Task description: Retype each line exactly. Skip images.

○ ○ ○ ○ ○ ○ ○

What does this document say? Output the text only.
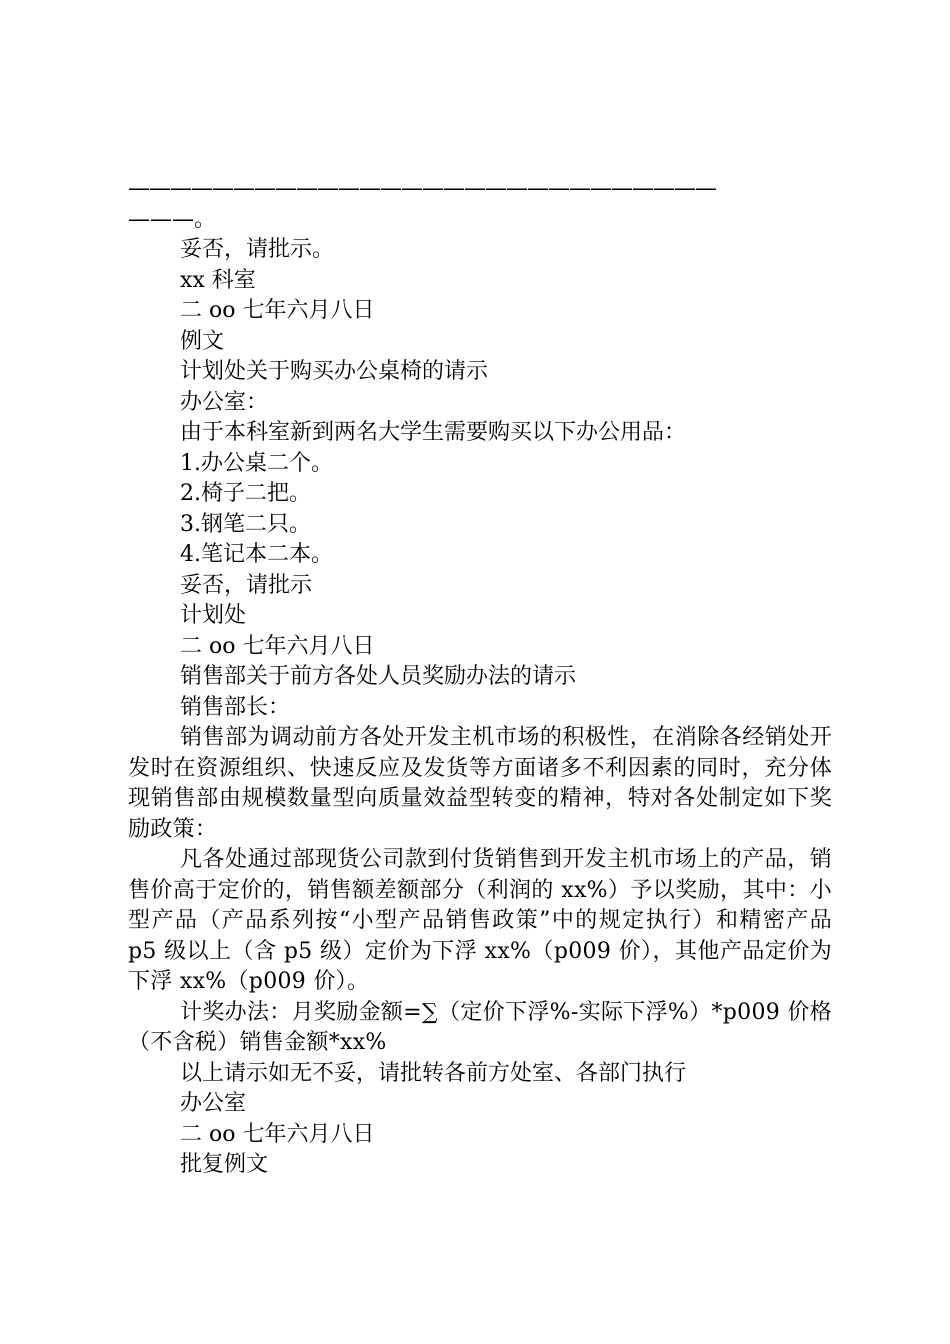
————————————————————————————
———。
妥否，请批示。
xx 科室
二 oo 七年六月八日
例文
计划处关于购买办公桌椅的请示
办公室：
由于本科室新到两名大学生需要购买以下办公用品：
1.办公桌二个。
2.椅子二把。
3.钢笔二只。
4.笔记本二本。
妥否，请批示
计划处
二 oo 七年六月八日
销售部关于前方各处人员奖励办法的请示
销售部长：
销售部为调动前方各处开发主机市场的积极性，在消除各经销处开发时在资源组织、快速反应及发货等方面诸多不利因素的同时，充分体现销售部由规模数量型向质量效益型转变的精神，特对各处制定如下奖励政策：
凡各处通过部现货公司款到付货销售到开发主机市场上的产品，销售价高于定价的，销售额差额部分（利润的 xx%）予以奖励，其中：小型产品（产品系列按“小型产品销售政策”中的规定执行）和精密产品 p5 级以上（含 p5 级）定价为下浮 xx%（p009 价），其他产品定价为下浮 xx%（p009 价）。
计奖办法：月奖励金额=∑（定价下浮%-实际下浮%）*p009 价格（不含税）销售金额*xx%
以上请示如无不妥，请批转各前方处室、各部门执行
办公室
二 oo 七年六月八日
批复例文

○ ○ ○ ○ ○ ○ ○

Solution to this task:
What does this document say? Output the text only.
————————————————————————————
———。
妥否，请批示。
xx 科室
二 oo 七年六月八日
例文
计划处关于购买办公桌椅的请示
办公室：
由于本科室新到两名大学生需要购买以下办公用品：
1.办公桌二个。
2.椅子二把。
3.钢笔二只。
4.笔记本二本。
妥否，请批示
计划处
二 oo 七年六月八日
销售部关于前方各处人员奖励办法的请示
销售部长：
销售部为调动前方各处开发主机市场的积极性，在消除各经销处开发时在资源组织、快速反应及发货等方面诸多不利因素的同时，充分体现销售部由规模数量型向质量效益型转变的精神，特对各处制定如下奖励政策：
凡各处通过部现货公司款到付货销售到开发主机市场上的产品，销售价高于定价的，销售额差额部分（利润的 xx%）予以奖励，其中：小型产品（产品系列按“小型产品销售政策”中的规定执行）和精密产品 p5 级以上（含 p5 级）定价为下浮 xx%（p009 价），其他产品定价为下浮 xx%（p009 价）。
计奖办法：月奖励金额=∑（定价下浮%-实际下浮%）*p009 价格（不含税）销售金额*xx%
以上请示如无不妥，请批转各前方处室、各部门执行
办公室
二 oo 七年六月八日
批复例文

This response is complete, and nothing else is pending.